[Excerpt from a dataset]
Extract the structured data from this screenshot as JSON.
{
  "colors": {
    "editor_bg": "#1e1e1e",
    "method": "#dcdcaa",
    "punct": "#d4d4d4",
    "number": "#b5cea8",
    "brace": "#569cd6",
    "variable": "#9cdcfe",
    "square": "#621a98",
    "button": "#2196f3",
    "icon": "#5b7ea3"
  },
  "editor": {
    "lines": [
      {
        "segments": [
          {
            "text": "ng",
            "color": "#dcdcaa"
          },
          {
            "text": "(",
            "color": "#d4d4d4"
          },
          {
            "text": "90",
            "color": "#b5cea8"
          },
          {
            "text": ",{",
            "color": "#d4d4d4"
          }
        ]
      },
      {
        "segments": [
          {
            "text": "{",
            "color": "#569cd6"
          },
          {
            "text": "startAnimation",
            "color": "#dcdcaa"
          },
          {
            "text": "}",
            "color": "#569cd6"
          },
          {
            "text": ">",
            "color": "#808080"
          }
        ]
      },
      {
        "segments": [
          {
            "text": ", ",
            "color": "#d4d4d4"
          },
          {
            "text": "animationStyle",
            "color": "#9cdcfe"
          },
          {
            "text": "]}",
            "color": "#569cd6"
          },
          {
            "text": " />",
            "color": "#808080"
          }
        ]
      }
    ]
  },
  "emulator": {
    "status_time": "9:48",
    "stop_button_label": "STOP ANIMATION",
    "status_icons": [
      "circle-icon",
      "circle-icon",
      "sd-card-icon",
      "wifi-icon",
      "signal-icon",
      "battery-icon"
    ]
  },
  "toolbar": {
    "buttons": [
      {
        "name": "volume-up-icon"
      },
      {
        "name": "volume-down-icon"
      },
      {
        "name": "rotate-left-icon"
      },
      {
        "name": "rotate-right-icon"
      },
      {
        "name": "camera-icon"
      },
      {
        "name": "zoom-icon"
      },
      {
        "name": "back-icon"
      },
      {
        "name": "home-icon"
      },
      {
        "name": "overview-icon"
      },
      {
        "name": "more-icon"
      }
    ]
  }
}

◆ AIM ◆
From the entries, copy out each line containing the word "name".

◆ OUTPUT FOR THIS EXERCISE ◆
        "name": "volume-up-icon"
        "name": "volume-down-icon"
        "name": "rotate-left-icon"
        "name": "rotate-right-icon"
        "name": "camera-icon"
        "name": "zoom-icon"
        "name": "back-icon"
        "name": "home-icon"
        "name": "overview-icon"
        "name": "more-icon"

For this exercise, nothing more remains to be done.